_Document extract_.
JR: They're really good at rebranding, so they re-branded in the '90s through the militia movement. And what you saw was the militia people that began to emerge, and even testify, believe it or not, after Oklahoma City, they testified... They were invited to Capitol Hill to testify about being militia men. These were white supremacists. Some of these people were Christian identity... Hardcore Neo-Nazi, Christian identity types, but nobody knew that in the government and they had rebranded as patriots. And so I think it's important to look at even the terminology that's used today, it's the same as was... The whole Patriot movement in the terminology is exactly the same as it was in the 1990s, and so I think that's sort of a pivotal time, but I also agree that it has moved far beyond that point.
JA: So Heidi and Janet, thanks for setting the stage with this shifting and evolving threat landscape that stretches back 20, 30, 40 years, depending on when you pick up your analytic framework. So let's fast forward to where we are now here, what? It's March 29th, almost three months after the events of January 6th, it's hard to believe it's been three months, but with a little bit of perspective now behind us, Janet first, series of questions to you, just on the events of the 6th. So what is the best way that you would describe or think about the events of the 6th at the Capitol and related to this as you think about that first question, would you agree with FBI Director Wray's assertion that... 'Cause he testified to this a few weeks ago, that the violence that day, at least from the FBI's perspective, did seem to fit a definition of domestic terrorism.
JR: Did or did not?
JA: Did. That's what he...
JR: Yeah. I think that... I'm gonna take a contrarian stance. I'm uncomfortable at this point after a 20-year war on terror with the word terrorism and I think this was political violence for sure, or politically motivated violence. And I think certainly it meets the definition of domestic terrorism. I worry about the push towards domestic terrorism legislation and a new war on domestic terrorism that I think could be devastating from a civil liberties perspective, and unneeded in certain ways. But yeah, I think certainly it meets the definition. I don't think that everybody who attacked the Capitol or was part of the mob or who was arrested, I don't think every single one of them is a domestic terrorist, by the way, I think there were some that definitely are very violent people that need to be prosecuted under those kinds of laws. But I think there were a number of people that I think got swept in, and I think that it would... There's so many of these cases, and I think it's probably worth really taking a look at. Anybody who went in there deserves some form of punishment, but I don't think every single one of them has to be considered a terrorist.
JA: So picking up on that, one of your points so what judgments can we draw from this vast pool of people now over... The number seems to be changing every week, but at least 300 people charged or arrested in the aftermath of the 6th, so can you try to shed some insight on the diversity of the pool of people who at least fit within that category, that's not the totality of the people there, but these are just the people who have been arrested or charged with crimes.

_Your task_. According to the discussion transcript, why does the speaker who takes "a contrarian stance" worry about the push toward domestic terrorism legislation? Explain in one to three sentences. Rely on the discussion transcript alone for your answer.

_Data extract_.
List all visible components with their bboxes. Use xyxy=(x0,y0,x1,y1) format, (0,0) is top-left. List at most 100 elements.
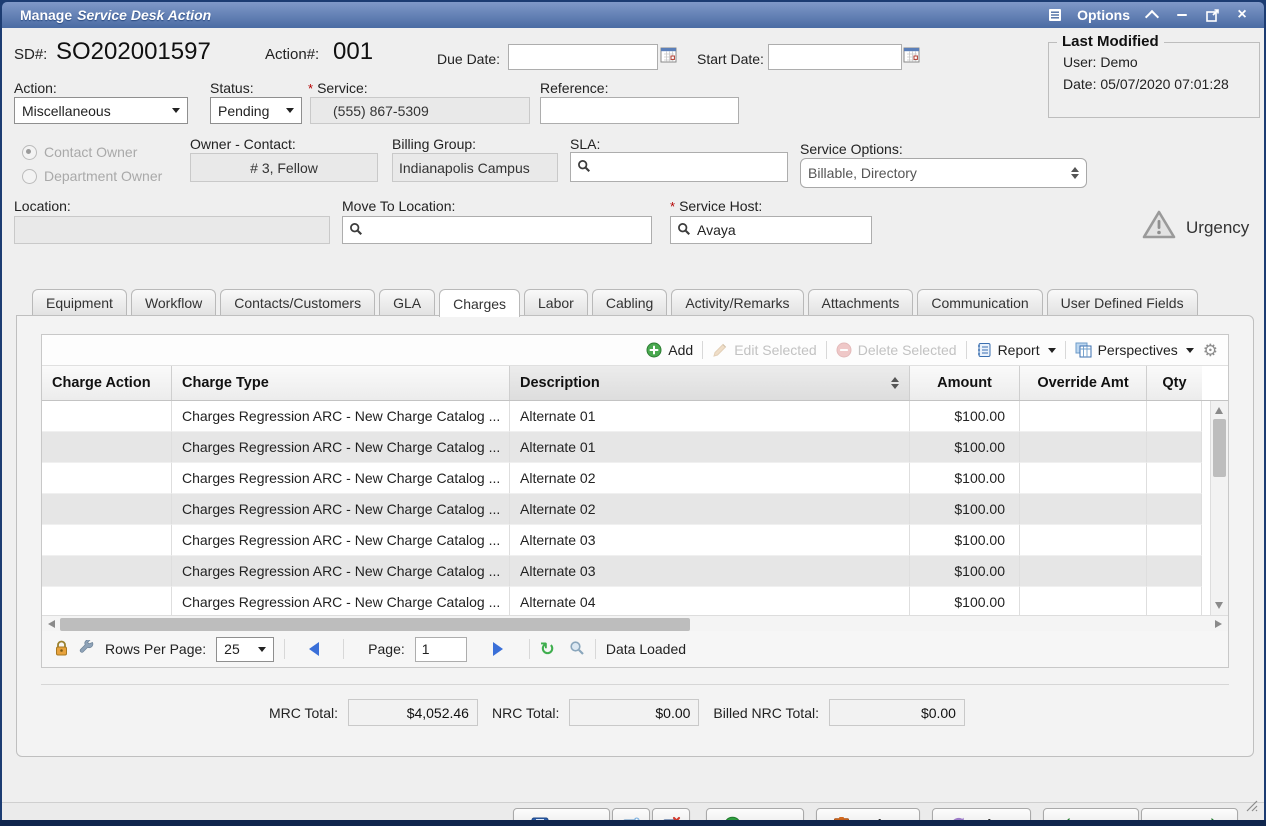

_Task result_. The speaker fears that such legislation, and a new war on domestic terrorism, could be devastating from a civil liberties perspective. The speaker also considers it unneeded in certain ways.